What you have to do: Reproduce every entry exactly.

Lines of data:
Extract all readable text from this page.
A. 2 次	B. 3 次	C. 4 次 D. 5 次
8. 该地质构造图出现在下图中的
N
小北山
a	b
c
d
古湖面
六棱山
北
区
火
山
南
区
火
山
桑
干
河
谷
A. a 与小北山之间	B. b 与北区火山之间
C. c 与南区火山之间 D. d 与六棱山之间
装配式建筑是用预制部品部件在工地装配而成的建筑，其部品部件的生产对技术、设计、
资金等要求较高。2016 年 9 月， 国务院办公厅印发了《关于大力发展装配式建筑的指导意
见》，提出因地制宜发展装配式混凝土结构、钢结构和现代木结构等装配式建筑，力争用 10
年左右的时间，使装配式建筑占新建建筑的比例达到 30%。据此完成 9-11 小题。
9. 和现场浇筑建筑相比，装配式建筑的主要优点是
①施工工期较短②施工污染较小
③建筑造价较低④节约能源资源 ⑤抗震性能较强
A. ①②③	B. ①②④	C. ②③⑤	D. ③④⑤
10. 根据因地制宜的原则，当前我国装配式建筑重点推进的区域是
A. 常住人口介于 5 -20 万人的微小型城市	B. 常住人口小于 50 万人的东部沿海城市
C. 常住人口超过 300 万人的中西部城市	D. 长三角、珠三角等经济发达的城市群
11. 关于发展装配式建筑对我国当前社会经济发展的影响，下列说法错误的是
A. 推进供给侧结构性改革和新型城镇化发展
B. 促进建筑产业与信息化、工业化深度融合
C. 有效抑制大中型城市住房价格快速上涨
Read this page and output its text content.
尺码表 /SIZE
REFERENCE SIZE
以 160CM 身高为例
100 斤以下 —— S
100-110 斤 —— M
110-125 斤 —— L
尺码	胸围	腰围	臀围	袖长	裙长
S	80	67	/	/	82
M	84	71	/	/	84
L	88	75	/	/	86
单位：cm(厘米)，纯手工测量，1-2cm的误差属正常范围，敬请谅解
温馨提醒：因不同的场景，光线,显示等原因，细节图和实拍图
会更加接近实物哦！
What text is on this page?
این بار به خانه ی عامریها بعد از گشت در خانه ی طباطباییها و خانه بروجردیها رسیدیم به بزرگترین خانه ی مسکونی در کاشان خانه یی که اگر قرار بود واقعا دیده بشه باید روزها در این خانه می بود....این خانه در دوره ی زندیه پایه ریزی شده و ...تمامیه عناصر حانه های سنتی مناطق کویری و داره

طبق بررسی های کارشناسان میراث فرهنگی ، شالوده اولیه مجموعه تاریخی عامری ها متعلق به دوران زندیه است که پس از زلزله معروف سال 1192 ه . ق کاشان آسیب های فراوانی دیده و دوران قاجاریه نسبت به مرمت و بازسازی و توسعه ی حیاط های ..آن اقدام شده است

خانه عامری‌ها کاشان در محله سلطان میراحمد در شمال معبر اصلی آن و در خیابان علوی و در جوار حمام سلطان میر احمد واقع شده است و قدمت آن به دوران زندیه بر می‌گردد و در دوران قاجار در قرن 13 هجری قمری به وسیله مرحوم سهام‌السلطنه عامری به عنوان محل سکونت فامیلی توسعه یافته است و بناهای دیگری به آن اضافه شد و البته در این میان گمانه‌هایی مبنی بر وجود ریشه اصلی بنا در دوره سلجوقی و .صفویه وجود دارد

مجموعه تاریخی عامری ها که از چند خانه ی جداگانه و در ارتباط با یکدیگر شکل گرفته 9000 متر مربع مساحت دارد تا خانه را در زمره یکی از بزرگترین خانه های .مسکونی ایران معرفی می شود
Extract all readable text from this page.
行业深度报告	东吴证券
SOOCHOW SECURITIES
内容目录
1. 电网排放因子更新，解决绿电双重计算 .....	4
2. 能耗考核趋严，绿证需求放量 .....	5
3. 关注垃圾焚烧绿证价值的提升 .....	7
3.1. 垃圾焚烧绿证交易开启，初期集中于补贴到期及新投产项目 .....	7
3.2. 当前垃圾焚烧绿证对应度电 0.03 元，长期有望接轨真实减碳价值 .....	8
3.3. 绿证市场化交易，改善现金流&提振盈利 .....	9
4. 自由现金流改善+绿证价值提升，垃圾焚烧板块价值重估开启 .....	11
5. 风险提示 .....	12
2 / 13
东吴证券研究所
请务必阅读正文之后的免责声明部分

Completed task:
Extract all readable text from this page.
A. 2 次	B. 3 次	C. 4 次 D. 5 次
8. 该地质构造图出现在下图中的
N
小北山
a	b
c
d
古湖面
六棱山
北
区
火
山
南
区
火
山
桑
干
河
谷
A. a 与小北山之间	B. b 与北区火山之间
C. c 与南区火山之间 D. d 与六棱山之间
装配式建筑是用预制部品部件在工地装配而成的建筑，其部品部件的生产对技术、设计、
资金等要求较高。2016 年 9 月， 国务院办公厅印发了《关于大力发展装配式建筑的指导意
见》，提出因地制宜发展装配式混凝土结构、钢结构和现代木结构等装配式建筑，力争用 10
年左右的时间，使装配式建筑占新建建筑的比例达到 30%。据此完成 9-11 小题。
9. 和现场浇筑建筑相比，装配式建筑的主要优点是
①施工工期较短②施工污染较小
③建筑造价较低④节约能源资源 ⑤抗震性能较强
A. ①②③	B. ①②④	C. ②③⑤	D. ③④⑤
10. 根据因地制宜的原则，当前我国装配式建筑重点推进的区域是
A. 常住人口介于 5 -20 万人的微小型城市	B. 常住人口小于 50 万人的东部沿海城市
C. 常住人口超过 300 万人的中西部城市	D. 长三角、珠三角等经济发达的城市群
11. 关于发展装配式建筑对我国当前社会经济发展的影响，下列说法错误的是
A. 推进供给侧结构性改革和新型城镇化发展
B. 促进建筑产业与信息化、工业化深度融合
C. 有效抑制大中型城市住房价格快速上涨
Read this page and output its text content.
尺码表 /SIZE
REFERENCE SIZE
以 160CM 身高为例
100 斤以下 —— S
100-110 斤 —— M
110-125 斤 —— L
尺码	胸围	腰围	臀围	袖长	裙长
S	80	67	/	/	82
M	84	71	/	/	84
L	88	75	/	/	86
单位：cm(厘米)，纯手工测量，1-2cm的误差属正常范围，敬请谅解
温馨提醒：因不同的场景，光线,显示等原因，细节图和实拍图
会更加接近实物哦！
What text is on this page?
این بار به خانه ی عامریها بعد از گشت در خانه ی طباطباییها و خانه بروجردیها رسیدیم به بزرگترین خانه ی مسکونی در کاشان خانه یی که اگر قرار بود واقعا دیده بشه باید روزها در این خانه می بود....این خانه در دوره ی زندیه پایه ریزی شده و ...تمامیه عناصر حانه های سنتی مناطق کویری و داره

طبق بررسی های کارشناسان میراث فرهنگی ، شالوده اولیه مجموعه تاریخی عامری ها متعلق به دوران زندیه است که پس از زلزله معروف سال 1192 ه . ق کاشان آسیب های فراوانی دیده و دوران قاجاریه نسبت به مرمت و بازسازی و توسعه ی حیاط های ..آن اقدام شده است

خانه عامری‌ها کاشان در محله سلطان میراحمد در شمال معبر اصلی آن و در خیابان علوی و در جوار حمام سلطان میر احمد واقع شده است و قدمت آن به دوران زندیه بر می‌گردد و در دوران قاجار در قرن 13 هجری قمری به وسیله مرحوم سهام‌السلطنه عامری به عنوان محل سکونت فامیلی توسعه یافته است و بناهای دیگری به آن اضافه شد و البته در این میان گمانه‌هایی مبنی بر وجود ریشه اصلی بنا در دوره سلجوقی و .صفویه وجود دارد

مجموعه تاریخی عامری ها که از چند خانه ی جداگانه و در ارتباط با یکدیگر شکل گرفته 9000 متر مربع مساحت دارد تا خانه را در زمره یکی از بزرگترین خانه های .مسکونی ایران معرفی می شود
Extract all readable text from this page.
行业深度报告	东吴证券
SOOCHOW SECURITIES
内容目录
1. 电网排放因子更新，解决绿电双重计算 .....	4
2. 能耗考核趋严，绿证需求放量 .....	5
3. 关注垃圾焚烧绿证价值的提升 .....	7
3.1. 垃圾焚烧绿证交易开启，初期集中于补贴到期及新投产项目 .....	7
3.2. 当前垃圾焚烧绿证对应度电 0.03 元，长期有望接轨真实减碳价值 .....	8
3.3. 绿证市场化交易，改善现金流&提振盈利 .....	9
4. 自由现金流改善+绿证价值提升，垃圾焚烧板块价值重估开启 .....	11
5. 风险提示 .....	12
2 / 13
东吴证券研究所
请务必阅读正文之后的免责声明部分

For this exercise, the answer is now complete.